**EXERCISE DATA**

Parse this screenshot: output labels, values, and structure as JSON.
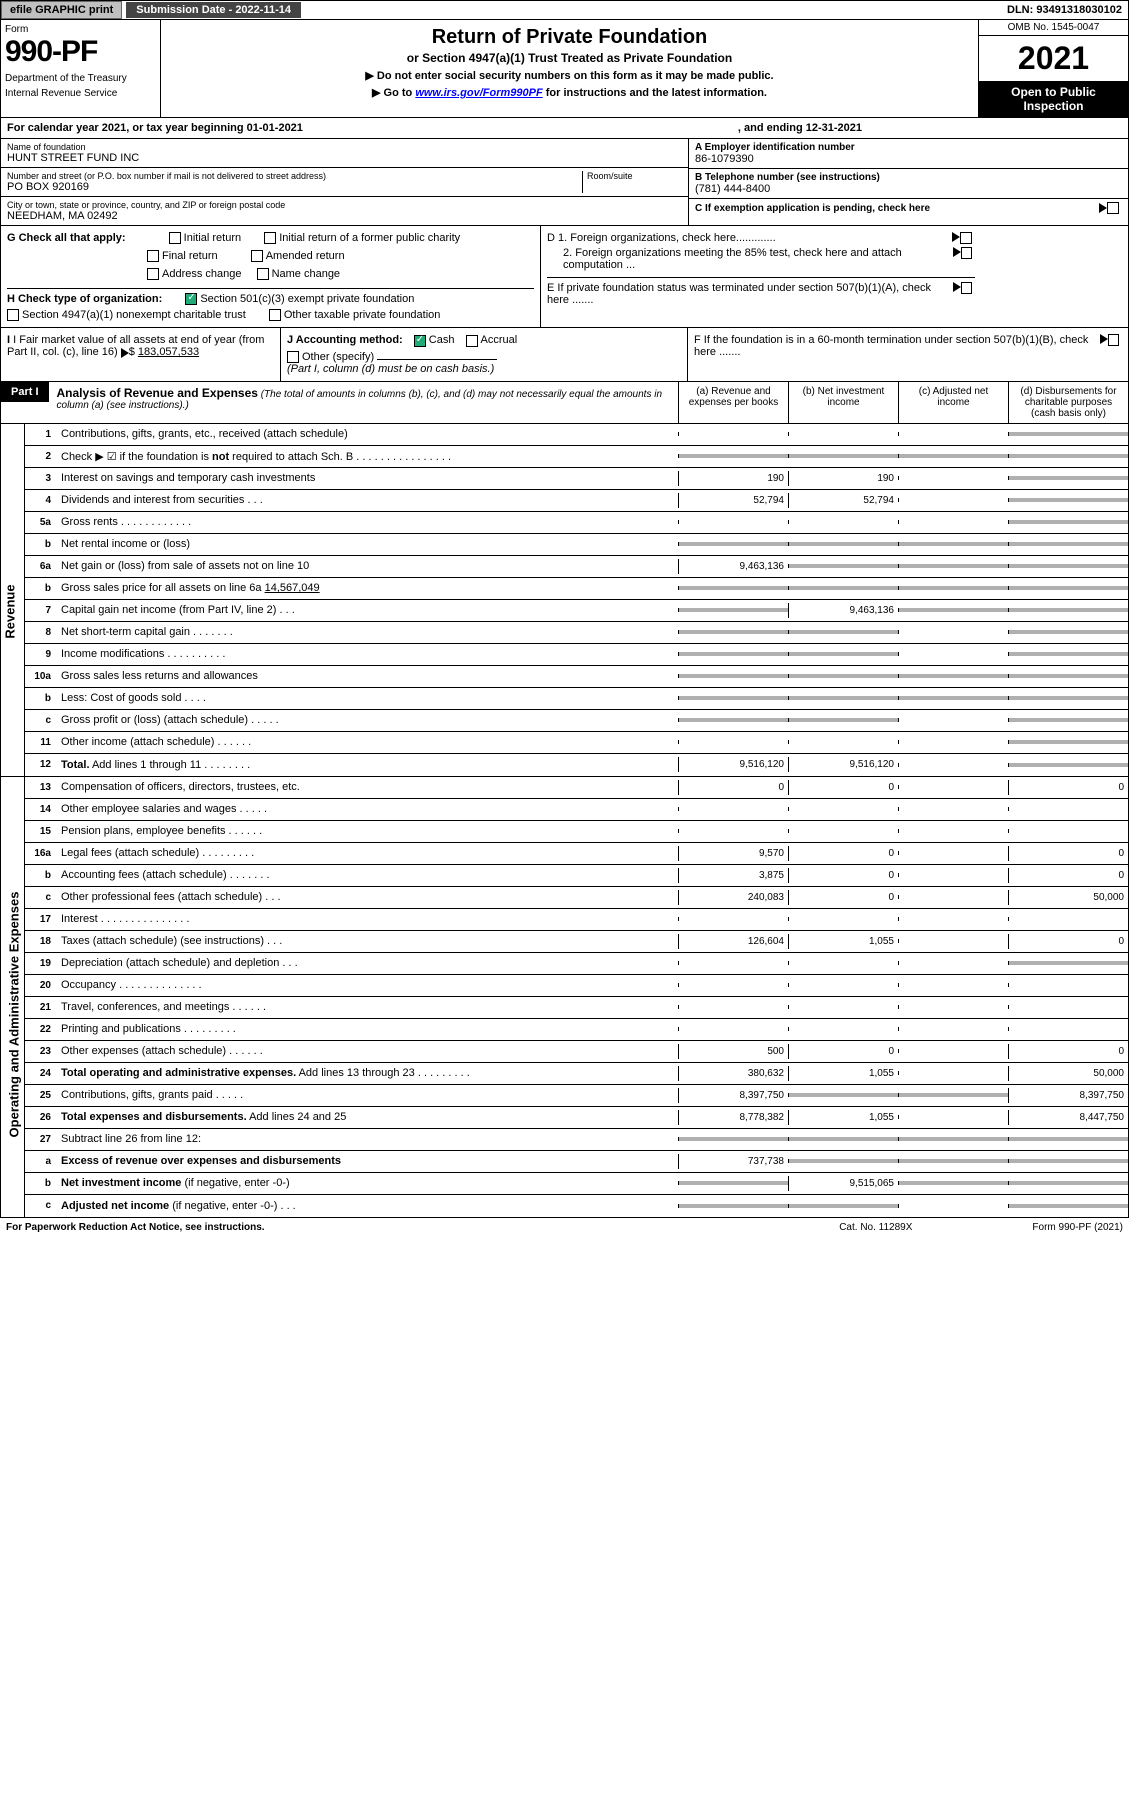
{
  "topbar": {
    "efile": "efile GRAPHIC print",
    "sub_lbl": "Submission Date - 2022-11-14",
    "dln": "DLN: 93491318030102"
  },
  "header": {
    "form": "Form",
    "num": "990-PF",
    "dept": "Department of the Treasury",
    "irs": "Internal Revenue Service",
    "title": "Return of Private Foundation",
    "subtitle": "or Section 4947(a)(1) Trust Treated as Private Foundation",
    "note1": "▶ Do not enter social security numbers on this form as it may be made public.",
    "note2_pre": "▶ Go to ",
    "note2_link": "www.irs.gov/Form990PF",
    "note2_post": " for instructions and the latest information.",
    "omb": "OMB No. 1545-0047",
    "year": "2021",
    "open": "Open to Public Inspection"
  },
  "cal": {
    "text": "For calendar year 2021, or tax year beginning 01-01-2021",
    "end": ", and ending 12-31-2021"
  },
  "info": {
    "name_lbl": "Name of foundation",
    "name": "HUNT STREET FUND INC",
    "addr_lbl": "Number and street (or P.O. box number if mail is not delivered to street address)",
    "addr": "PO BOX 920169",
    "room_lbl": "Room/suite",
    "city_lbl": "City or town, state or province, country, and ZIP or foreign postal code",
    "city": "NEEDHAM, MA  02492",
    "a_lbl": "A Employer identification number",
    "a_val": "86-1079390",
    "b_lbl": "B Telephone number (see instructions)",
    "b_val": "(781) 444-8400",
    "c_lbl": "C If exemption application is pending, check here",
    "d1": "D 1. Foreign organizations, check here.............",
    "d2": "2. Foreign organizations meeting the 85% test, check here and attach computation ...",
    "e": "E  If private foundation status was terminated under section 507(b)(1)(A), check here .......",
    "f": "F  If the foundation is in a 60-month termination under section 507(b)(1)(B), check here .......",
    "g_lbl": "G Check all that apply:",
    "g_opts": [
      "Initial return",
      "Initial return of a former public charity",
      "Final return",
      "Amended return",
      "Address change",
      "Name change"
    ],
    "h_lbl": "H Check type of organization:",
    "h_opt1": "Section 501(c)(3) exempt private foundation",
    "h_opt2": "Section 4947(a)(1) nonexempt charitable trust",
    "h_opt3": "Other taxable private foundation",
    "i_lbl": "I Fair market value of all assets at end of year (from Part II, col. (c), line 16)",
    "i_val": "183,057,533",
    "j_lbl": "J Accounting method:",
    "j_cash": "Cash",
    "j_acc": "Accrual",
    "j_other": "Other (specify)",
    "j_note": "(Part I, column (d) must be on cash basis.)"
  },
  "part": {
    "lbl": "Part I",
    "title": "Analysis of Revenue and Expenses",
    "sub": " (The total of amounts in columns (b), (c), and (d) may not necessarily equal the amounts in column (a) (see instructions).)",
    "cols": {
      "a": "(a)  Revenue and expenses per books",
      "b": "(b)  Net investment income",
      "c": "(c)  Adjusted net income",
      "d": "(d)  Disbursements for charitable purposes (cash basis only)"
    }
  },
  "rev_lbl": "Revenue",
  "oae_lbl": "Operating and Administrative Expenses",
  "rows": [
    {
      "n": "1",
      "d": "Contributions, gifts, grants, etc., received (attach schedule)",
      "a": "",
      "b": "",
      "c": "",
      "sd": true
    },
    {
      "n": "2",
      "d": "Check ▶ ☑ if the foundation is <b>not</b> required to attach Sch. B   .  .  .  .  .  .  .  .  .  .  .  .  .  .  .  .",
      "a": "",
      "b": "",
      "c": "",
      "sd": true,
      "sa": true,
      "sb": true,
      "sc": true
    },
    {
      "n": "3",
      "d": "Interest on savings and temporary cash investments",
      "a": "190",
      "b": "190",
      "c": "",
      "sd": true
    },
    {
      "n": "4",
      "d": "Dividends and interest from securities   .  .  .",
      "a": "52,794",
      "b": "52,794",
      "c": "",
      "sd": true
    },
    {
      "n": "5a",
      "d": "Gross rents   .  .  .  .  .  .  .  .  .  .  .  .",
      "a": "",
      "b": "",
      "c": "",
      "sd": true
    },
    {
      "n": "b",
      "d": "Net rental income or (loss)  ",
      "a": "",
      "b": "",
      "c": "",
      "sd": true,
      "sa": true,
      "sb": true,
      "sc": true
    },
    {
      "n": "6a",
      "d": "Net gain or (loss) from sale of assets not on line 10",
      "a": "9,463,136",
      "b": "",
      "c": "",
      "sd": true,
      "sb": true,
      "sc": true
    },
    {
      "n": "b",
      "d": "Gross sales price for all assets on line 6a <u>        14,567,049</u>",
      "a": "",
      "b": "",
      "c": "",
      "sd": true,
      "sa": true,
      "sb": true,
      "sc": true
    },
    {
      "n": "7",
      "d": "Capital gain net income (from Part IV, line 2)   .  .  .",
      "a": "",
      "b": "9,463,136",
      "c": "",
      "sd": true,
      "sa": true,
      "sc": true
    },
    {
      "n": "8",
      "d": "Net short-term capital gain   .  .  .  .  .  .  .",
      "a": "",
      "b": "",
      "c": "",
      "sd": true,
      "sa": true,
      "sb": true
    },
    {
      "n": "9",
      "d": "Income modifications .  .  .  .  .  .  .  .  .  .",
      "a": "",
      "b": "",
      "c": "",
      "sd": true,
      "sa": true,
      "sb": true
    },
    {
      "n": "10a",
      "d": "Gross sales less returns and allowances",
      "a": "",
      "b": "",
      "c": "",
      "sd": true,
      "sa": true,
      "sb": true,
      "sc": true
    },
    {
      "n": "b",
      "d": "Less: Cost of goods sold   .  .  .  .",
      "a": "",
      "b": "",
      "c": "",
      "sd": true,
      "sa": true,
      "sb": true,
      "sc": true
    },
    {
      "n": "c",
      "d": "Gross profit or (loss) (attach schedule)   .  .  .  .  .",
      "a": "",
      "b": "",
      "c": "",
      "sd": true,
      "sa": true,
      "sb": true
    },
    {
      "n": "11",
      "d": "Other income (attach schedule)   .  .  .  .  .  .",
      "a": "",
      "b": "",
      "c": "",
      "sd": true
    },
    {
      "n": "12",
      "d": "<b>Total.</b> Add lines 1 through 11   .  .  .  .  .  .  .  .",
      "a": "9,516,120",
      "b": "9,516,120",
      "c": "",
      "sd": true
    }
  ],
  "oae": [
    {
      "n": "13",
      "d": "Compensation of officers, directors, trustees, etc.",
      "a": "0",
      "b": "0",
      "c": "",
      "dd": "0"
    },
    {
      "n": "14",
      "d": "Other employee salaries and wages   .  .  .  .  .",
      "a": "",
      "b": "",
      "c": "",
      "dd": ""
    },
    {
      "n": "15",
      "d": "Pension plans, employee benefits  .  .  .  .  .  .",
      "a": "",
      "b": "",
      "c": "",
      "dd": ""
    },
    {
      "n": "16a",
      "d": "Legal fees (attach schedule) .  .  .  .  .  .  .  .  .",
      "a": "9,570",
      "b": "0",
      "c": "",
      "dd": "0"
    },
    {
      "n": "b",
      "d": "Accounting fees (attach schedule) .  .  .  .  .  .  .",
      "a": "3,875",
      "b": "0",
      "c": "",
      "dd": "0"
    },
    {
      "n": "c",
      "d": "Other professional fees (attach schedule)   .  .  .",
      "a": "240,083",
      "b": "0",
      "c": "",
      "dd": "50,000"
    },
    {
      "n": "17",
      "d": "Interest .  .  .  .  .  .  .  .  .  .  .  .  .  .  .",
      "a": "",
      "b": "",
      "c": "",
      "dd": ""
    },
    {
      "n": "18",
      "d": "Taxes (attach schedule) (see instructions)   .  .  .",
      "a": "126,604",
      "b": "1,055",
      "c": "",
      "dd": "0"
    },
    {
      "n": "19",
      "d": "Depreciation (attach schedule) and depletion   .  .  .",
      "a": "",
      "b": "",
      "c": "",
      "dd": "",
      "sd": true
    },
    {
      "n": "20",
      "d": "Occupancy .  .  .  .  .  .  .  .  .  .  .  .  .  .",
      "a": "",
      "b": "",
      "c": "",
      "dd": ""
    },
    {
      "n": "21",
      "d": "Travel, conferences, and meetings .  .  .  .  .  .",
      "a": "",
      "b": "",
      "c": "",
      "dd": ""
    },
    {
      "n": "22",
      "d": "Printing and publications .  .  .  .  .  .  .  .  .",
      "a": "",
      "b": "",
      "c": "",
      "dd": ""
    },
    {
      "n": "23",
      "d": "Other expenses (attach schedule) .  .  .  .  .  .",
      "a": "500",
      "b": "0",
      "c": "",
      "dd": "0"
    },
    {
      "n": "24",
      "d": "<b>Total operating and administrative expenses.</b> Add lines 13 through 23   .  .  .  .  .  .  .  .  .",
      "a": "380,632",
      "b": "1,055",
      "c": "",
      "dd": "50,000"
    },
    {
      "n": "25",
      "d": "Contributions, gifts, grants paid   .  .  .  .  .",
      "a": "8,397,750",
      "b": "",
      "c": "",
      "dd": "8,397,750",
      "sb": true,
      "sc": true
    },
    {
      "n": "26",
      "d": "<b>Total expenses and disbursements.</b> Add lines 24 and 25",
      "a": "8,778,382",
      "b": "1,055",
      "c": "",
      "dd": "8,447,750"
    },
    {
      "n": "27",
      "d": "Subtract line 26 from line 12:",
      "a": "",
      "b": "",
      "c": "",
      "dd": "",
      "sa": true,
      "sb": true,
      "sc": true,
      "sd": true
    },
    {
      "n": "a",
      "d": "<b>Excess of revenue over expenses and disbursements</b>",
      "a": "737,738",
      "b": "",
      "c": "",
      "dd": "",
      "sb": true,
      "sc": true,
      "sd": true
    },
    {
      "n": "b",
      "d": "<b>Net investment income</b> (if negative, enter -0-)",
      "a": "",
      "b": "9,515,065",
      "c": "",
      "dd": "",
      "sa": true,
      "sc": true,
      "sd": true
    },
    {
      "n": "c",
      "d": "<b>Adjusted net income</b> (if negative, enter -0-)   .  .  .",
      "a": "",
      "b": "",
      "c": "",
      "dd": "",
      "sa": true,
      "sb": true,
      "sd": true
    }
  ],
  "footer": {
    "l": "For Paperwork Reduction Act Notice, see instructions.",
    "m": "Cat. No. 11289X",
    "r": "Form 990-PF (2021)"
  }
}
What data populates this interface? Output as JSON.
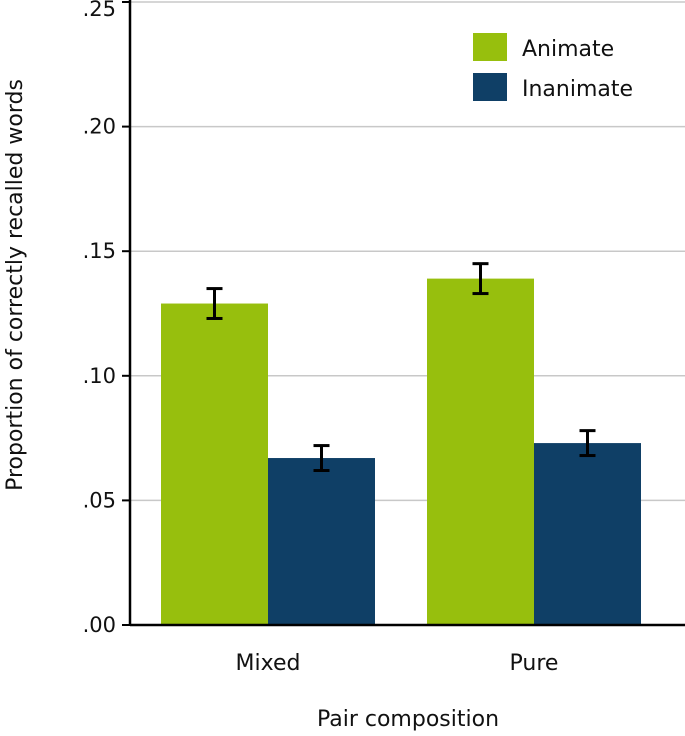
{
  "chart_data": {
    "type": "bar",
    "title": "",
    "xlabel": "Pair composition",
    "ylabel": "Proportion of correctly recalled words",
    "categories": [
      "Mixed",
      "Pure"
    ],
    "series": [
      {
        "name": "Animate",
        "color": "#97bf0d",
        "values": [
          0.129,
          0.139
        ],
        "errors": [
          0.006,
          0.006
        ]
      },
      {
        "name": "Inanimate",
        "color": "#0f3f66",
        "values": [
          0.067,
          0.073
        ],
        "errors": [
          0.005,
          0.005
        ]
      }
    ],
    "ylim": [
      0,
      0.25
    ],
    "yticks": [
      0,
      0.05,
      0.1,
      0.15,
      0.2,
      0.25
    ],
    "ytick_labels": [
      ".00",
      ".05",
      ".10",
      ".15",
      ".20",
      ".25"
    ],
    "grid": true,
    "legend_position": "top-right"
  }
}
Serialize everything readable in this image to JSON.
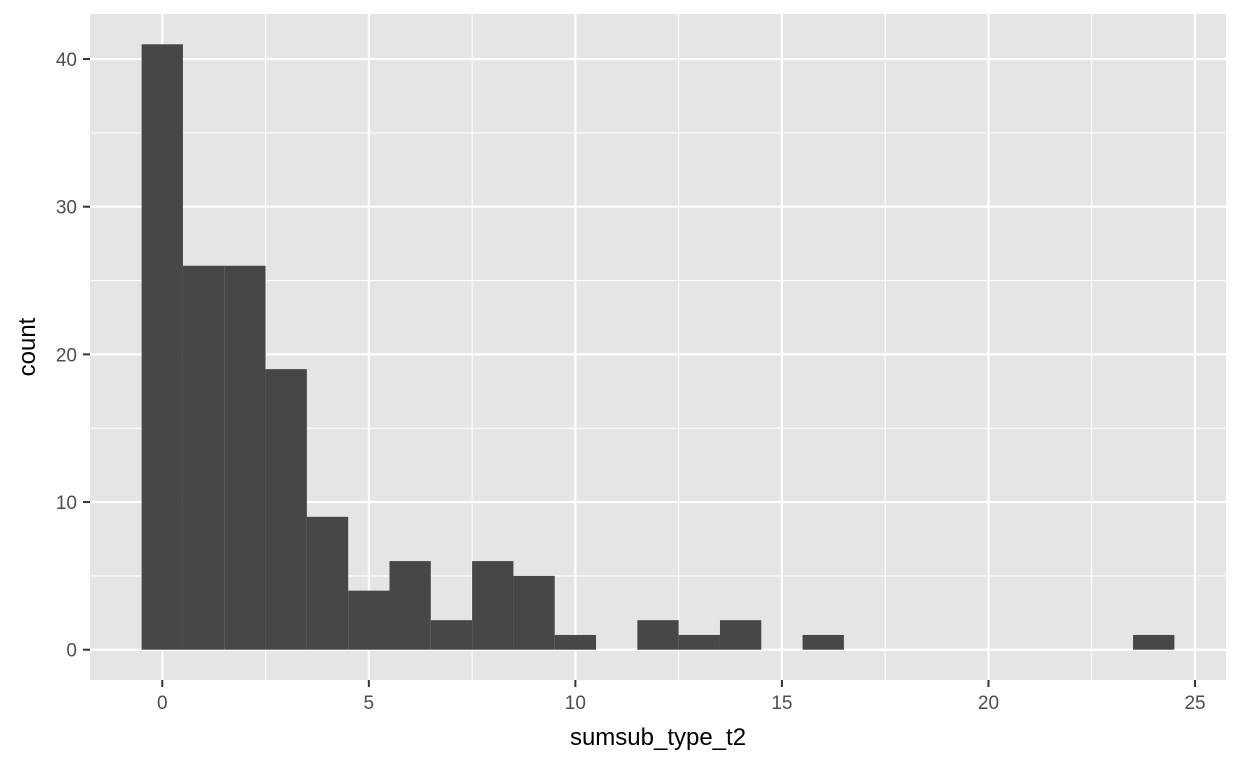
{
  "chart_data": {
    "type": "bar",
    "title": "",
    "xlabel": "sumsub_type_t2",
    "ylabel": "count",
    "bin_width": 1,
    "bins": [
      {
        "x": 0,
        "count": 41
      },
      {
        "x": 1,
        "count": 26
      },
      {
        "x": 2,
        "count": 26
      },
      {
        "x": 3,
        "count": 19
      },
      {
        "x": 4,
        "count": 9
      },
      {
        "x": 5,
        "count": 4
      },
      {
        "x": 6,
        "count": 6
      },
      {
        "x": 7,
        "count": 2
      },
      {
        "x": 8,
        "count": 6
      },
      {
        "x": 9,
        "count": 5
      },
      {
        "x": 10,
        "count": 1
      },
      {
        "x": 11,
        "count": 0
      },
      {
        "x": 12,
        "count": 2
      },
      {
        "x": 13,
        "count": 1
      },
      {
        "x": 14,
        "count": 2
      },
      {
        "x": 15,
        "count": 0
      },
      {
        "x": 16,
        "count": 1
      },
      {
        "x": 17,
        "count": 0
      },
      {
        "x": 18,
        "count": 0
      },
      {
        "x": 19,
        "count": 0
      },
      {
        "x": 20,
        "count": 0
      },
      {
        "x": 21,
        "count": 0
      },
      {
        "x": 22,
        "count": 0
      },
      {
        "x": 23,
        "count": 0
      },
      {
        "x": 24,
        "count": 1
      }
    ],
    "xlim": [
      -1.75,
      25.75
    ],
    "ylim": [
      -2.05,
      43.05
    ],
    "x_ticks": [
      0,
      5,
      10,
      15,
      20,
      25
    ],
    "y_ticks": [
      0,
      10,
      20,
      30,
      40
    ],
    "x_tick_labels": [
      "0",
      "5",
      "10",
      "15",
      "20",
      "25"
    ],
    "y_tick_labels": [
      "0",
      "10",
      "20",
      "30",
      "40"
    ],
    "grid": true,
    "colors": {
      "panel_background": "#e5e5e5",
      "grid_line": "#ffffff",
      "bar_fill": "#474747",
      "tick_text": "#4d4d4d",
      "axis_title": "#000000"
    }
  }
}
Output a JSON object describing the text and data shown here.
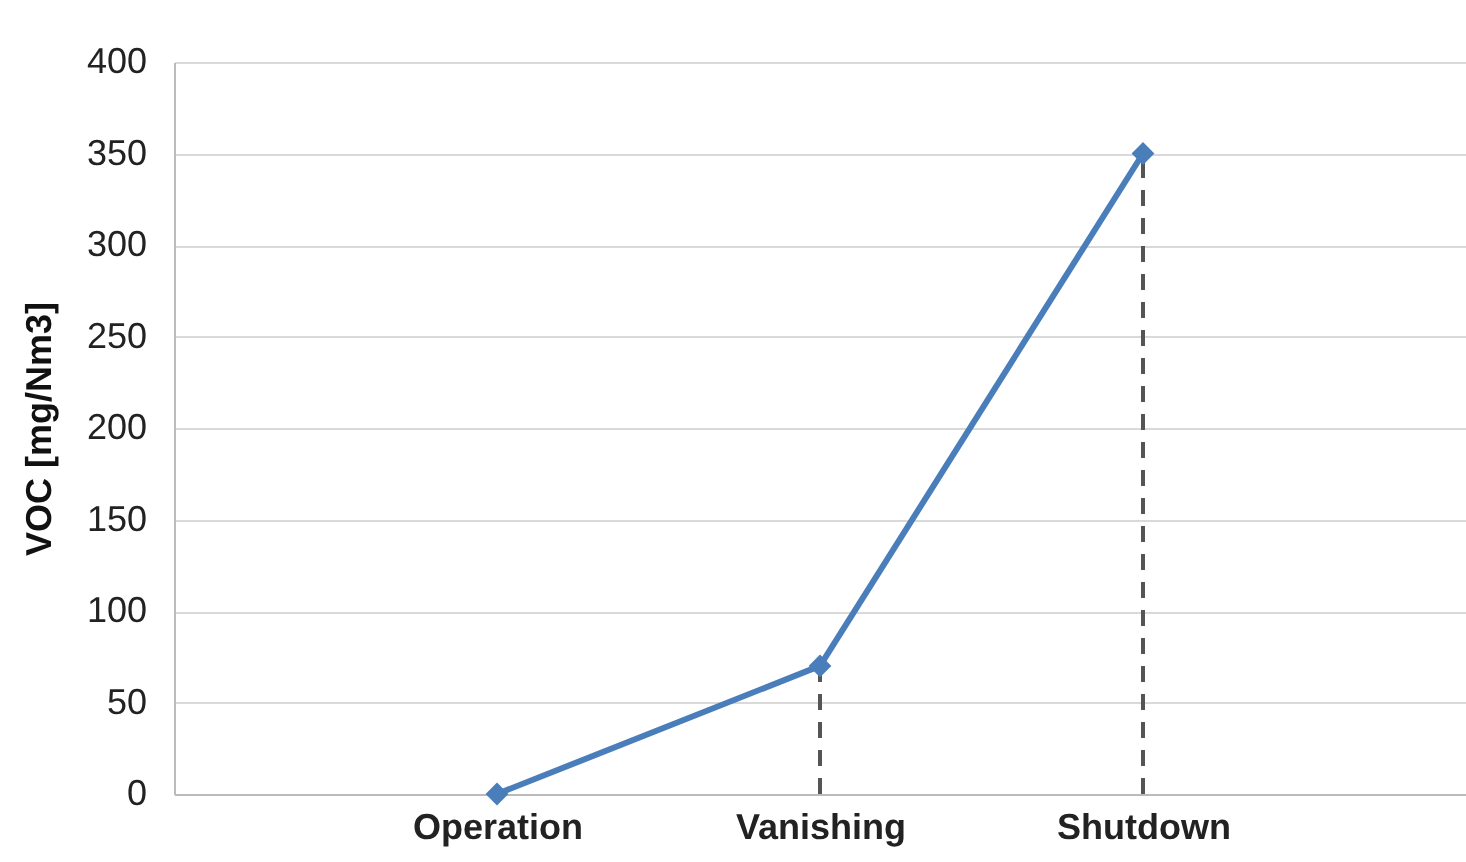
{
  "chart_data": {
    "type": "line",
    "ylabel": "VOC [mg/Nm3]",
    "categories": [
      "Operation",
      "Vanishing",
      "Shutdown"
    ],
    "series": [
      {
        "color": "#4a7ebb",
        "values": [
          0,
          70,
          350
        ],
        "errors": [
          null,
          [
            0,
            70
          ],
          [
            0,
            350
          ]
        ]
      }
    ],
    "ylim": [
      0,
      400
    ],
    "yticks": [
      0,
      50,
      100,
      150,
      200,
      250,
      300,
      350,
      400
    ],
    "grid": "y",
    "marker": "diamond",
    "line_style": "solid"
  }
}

**GIVEN INSTRUCTION**
Collect the lines of the records that include the string "instructions".

**RIGHT ANSWER**
    "note2_post": " for instructions and the latest information.",
    "b_lbl": "B Telephone number (see instructions)",
    "sub": " (The total of amounts in columns (b), (c), and (d) may not necessarily equal the amounts in column (a) (see instructions).)",
      "d": "Taxes (attach schedule) (see instructions)   .  .  .",
    "l": "For Paperwork Reduction Act Notice, see instructions.",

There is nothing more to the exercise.